** start RECORD SET **

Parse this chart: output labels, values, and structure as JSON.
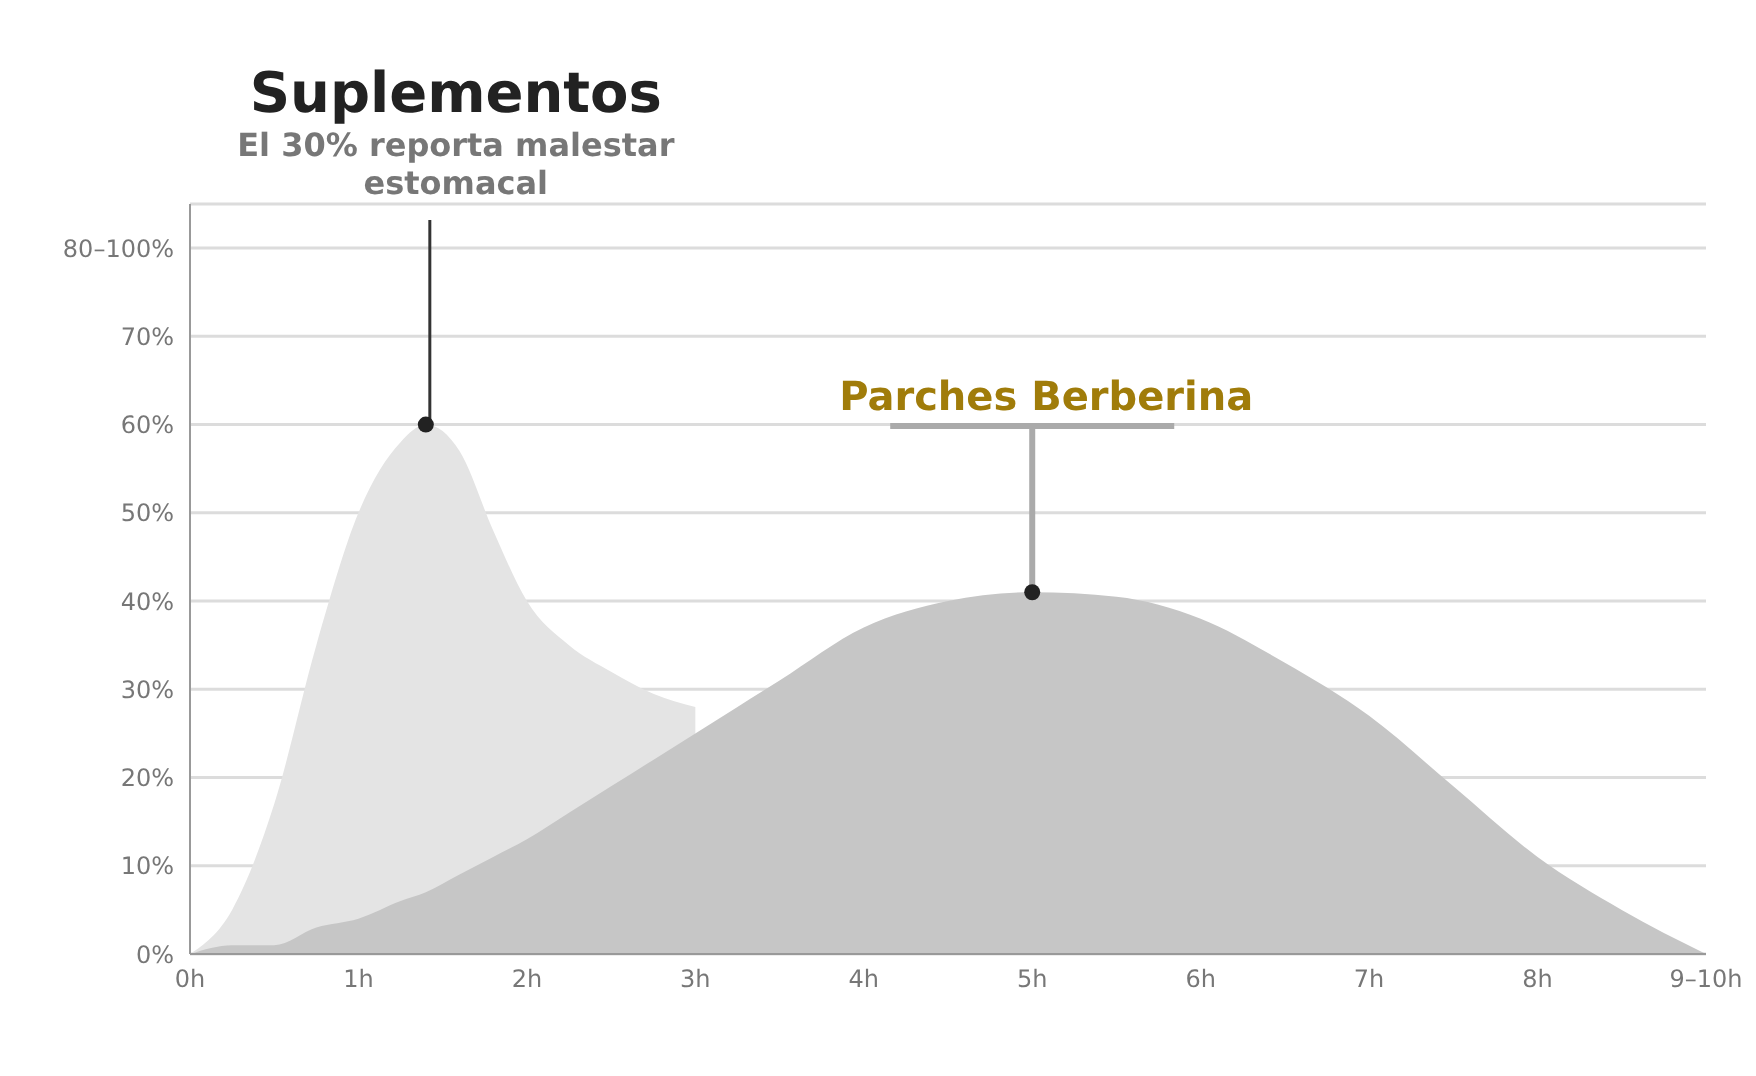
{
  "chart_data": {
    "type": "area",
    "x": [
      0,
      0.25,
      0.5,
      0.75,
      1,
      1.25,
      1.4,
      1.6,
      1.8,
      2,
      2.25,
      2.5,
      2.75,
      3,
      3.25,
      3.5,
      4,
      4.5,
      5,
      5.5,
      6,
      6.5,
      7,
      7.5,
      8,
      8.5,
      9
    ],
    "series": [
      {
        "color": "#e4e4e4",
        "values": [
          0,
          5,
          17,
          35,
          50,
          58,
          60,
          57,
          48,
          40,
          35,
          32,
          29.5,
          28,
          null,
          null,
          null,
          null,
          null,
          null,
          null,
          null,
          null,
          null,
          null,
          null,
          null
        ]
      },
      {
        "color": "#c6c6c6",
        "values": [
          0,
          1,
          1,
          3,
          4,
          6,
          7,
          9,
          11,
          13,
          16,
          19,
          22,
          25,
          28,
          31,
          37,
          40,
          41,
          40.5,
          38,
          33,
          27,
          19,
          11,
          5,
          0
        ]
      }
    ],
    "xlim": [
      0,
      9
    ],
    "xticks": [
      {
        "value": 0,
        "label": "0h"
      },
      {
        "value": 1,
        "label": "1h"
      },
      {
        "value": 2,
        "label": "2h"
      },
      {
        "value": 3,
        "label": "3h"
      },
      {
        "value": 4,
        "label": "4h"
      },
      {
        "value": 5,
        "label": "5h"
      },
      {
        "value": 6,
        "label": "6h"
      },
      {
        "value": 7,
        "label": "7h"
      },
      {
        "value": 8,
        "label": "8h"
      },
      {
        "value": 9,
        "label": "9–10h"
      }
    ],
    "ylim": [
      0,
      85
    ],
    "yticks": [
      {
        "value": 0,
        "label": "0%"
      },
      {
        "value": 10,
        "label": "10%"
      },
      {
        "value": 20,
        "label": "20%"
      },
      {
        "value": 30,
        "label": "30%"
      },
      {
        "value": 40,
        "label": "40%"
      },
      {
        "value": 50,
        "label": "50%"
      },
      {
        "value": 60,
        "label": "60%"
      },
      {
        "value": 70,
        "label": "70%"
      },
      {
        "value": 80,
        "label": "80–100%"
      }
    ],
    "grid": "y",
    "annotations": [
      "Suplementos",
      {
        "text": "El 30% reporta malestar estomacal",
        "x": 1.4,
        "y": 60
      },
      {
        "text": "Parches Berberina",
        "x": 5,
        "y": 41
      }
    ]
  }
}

** end RECORD SET **

SHORT TASK:
Write out the material above again, word for word, minus its pictures.

ANSWER FOR THIS EXERCISE:
Parse this chart: output labels, values, and structure as JSON.
{
  "chart_data": {
    "type": "area",
    "x": [
      0,
      0.25,
      0.5,
      0.75,
      1,
      1.25,
      1.4,
      1.6,
      1.8,
      2,
      2.25,
      2.5,
      2.75,
      3,
      3.25,
      3.5,
      4,
      4.5,
      5,
      5.5,
      6,
      6.5,
      7,
      7.5,
      8,
      8.5,
      9
    ],
    "series": [
      {
        "color": "#e4e4e4",
        "values": [
          0,
          5,
          17,
          35,
          50,
          58,
          60,
          57,
          48,
          40,
          35,
          32,
          29.5,
          28,
          null,
          null,
          null,
          null,
          null,
          null,
          null,
          null,
          null,
          null,
          null,
          null,
          null
        ]
      },
      {
        "color": "#c6c6c6",
        "values": [
          0,
          1,
          1,
          3,
          4,
          6,
          7,
          9,
          11,
          13,
          16,
          19,
          22,
          25,
          28,
          31,
          37,
          40,
          41,
          40.5,
          38,
          33,
          27,
          19,
          11,
          5,
          0
        ]
      }
    ],
    "xlim": [
      0,
      9
    ],
    "xticks": [
      {
        "value": 0,
        "label": "0h"
      },
      {
        "value": 1,
        "label": "1h"
      },
      {
        "value": 2,
        "label": "2h"
      },
      {
        "value": 3,
        "label": "3h"
      },
      {
        "value": 4,
        "label": "4h"
      },
      {
        "value": 5,
        "label": "5h"
      },
      {
        "value": 6,
        "label": "6h"
      },
      {
        "value": 7,
        "label": "7h"
      },
      {
        "value": 8,
        "label": "8h"
      },
      {
        "value": 9,
        "label": "9–10h"
      }
    ],
    "ylim": [
      0,
      85
    ],
    "yticks": [
      {
        "value": 0,
        "label": "0%"
      },
      {
        "value": 10,
        "label": "10%"
      },
      {
        "value": 20,
        "label": "20%"
      },
      {
        "value": 30,
        "label": "30%"
      },
      {
        "value": 40,
        "label": "40%"
      },
      {
        "value": 50,
        "label": "50%"
      },
      {
        "value": 60,
        "label": "60%"
      },
      {
        "value": 70,
        "label": "70%"
      },
      {
        "value": 80,
        "label": "80–100%"
      }
    ],
    "grid": "y",
    "annotations": [
      "Suplementos",
      {
        "text": "El 30% reporta malestar estomacal",
        "x": 1.4,
        "y": 60
      },
      {
        "text": "Parches Berberina",
        "x": 5,
        "y": 41
      }
    ]
  }
}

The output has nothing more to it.